Data records:

***

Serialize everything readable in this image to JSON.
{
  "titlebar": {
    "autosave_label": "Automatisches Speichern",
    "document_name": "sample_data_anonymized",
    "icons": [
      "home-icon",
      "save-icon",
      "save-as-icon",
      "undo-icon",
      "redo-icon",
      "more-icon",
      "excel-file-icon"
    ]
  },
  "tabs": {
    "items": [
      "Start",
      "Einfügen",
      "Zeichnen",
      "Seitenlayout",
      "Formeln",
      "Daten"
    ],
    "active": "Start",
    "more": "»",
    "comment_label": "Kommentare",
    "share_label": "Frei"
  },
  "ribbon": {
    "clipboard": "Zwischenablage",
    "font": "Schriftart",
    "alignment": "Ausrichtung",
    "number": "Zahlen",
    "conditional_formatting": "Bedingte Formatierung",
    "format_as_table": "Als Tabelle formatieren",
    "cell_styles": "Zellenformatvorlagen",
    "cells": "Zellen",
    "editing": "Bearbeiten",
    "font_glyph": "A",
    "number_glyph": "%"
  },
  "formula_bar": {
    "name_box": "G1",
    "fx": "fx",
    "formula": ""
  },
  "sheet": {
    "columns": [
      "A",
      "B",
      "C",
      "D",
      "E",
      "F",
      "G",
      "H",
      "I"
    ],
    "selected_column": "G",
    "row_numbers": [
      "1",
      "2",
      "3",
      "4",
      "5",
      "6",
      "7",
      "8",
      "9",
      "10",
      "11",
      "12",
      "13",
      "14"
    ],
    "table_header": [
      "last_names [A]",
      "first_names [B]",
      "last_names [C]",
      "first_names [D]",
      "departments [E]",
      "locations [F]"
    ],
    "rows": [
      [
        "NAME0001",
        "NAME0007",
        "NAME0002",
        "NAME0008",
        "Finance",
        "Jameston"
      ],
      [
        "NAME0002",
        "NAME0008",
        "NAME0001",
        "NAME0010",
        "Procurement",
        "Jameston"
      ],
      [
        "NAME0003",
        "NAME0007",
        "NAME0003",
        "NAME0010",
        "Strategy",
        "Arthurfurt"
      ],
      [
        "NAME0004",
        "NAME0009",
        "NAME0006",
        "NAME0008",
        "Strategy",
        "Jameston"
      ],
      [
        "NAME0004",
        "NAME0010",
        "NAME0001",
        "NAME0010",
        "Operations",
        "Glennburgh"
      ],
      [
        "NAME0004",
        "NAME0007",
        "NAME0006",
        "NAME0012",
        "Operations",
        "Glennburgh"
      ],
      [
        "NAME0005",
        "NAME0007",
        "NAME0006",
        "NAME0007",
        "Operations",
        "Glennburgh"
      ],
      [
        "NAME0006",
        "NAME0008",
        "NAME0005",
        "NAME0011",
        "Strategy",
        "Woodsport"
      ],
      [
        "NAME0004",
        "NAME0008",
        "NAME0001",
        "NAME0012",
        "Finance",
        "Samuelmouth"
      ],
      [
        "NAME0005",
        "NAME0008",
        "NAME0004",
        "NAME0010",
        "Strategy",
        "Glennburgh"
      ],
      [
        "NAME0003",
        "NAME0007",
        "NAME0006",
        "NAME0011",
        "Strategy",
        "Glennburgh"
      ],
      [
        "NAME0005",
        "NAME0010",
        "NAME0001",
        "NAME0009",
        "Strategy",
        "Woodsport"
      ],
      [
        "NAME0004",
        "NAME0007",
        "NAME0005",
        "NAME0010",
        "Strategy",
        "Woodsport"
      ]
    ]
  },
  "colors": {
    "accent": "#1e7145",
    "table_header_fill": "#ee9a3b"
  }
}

***

**What you are asked to do**
Quote all of the entries exactly as they appear.

**Result for this task**
Serialize everything readable in this image to JSON.
{
  "titlebar": {
    "autosave_label": "Automatisches Speichern",
    "document_name": "sample_data_anonymized",
    "icons": [
      "home-icon",
      "save-icon",
      "save-as-icon",
      "undo-icon",
      "redo-icon",
      "more-icon",
      "excel-file-icon"
    ]
  },
  "tabs": {
    "items": [
      "Start",
      "Einfügen",
      "Zeichnen",
      "Seitenlayout",
      "Formeln",
      "Daten"
    ],
    "active": "Start",
    "more": "»",
    "comment_label": "Kommentare",
    "share_label": "Frei"
  },
  "ribbon": {
    "clipboard": "Zwischenablage",
    "font": "Schriftart",
    "alignment": "Ausrichtung",
    "number": "Zahlen",
    "conditional_formatting": "Bedingte Formatierung",
    "format_as_table": "Als Tabelle formatieren",
    "cell_styles": "Zellenformatvorlagen",
    "cells": "Zellen",
    "editing": "Bearbeiten",
    "font_glyph": "A",
    "number_glyph": "%"
  },
  "formula_bar": {
    "name_box": "G1",
    "fx": "fx",
    "formula": ""
  },
  "sheet": {
    "columns": [
      "A",
      "B",
      "C",
      "D",
      "E",
      "F",
      "G",
      "H",
      "I"
    ],
    "selected_column": "G",
    "row_numbers": [
      "1",
      "2",
      "3",
      "4",
      "5",
      "6",
      "7",
      "8",
      "9",
      "10",
      "11",
      "12",
      "13",
      "14"
    ],
    "table_header": [
      "last_names [A]",
      "first_names [B]",
      "last_names [C]",
      "first_names [D]",
      "departments [E]",
      "locations [F]"
    ],
    "rows": [
      [
        "NAME0001",
        "NAME0007",
        "NAME0002",
        "NAME0008",
        "Finance",
        "Jameston"
      ],
      [
        "NAME0002",
        "NAME0008",
        "NAME0001",
        "NAME0010",
        "Procurement",
        "Jameston"
      ],
      [
        "NAME0003",
        "NAME0007",
        "NAME0003",
        "NAME0010",
        "Strategy",
        "Arthurfurt"
      ],
      [
        "NAME0004",
        "NAME0009",
        "NAME0006",
        "NAME0008",
        "Strategy",
        "Jameston"
      ],
      [
        "NAME0004",
        "NAME0010",
        "NAME0001",
        "NAME0010",
        "Operations",
        "Glennburgh"
      ],
      [
        "NAME0004",
        "NAME0007",
        "NAME0006",
        "NAME0012",
        "Operations",
        "Glennburgh"
      ],
      [
        "NAME0005",
        "NAME0007",
        "NAME0006",
        "NAME0007",
        "Operations",
        "Glennburgh"
      ],
      [
        "NAME0006",
        "NAME0008",
        "NAME0005",
        "NAME0011",
        "Strategy",
        "Woodsport"
      ],
      [
        "NAME0004",
        "NAME0008",
        "NAME0001",
        "NAME0012",
        "Finance",
        "Samuelmouth"
      ],
      [
        "NAME0005",
        "NAME0008",
        "NAME0004",
        "NAME0010",
        "Strategy",
        "Glennburgh"
      ],
      [
        "NAME0003",
        "NAME0007",
        "NAME0006",
        "NAME0011",
        "Strategy",
        "Glennburgh"
      ],
      [
        "NAME0005",
        "NAME0010",
        "NAME0001",
        "NAME0009",
        "Strategy",
        "Woodsport"
      ],
      [
        "NAME0004",
        "NAME0007",
        "NAME0005",
        "NAME0010",
        "Strategy",
        "Woodsport"
      ]
    ]
  },
  "colors": {
    "accent": "#1e7145",
    "table_header_fill": "#ee9a3b"
  }
}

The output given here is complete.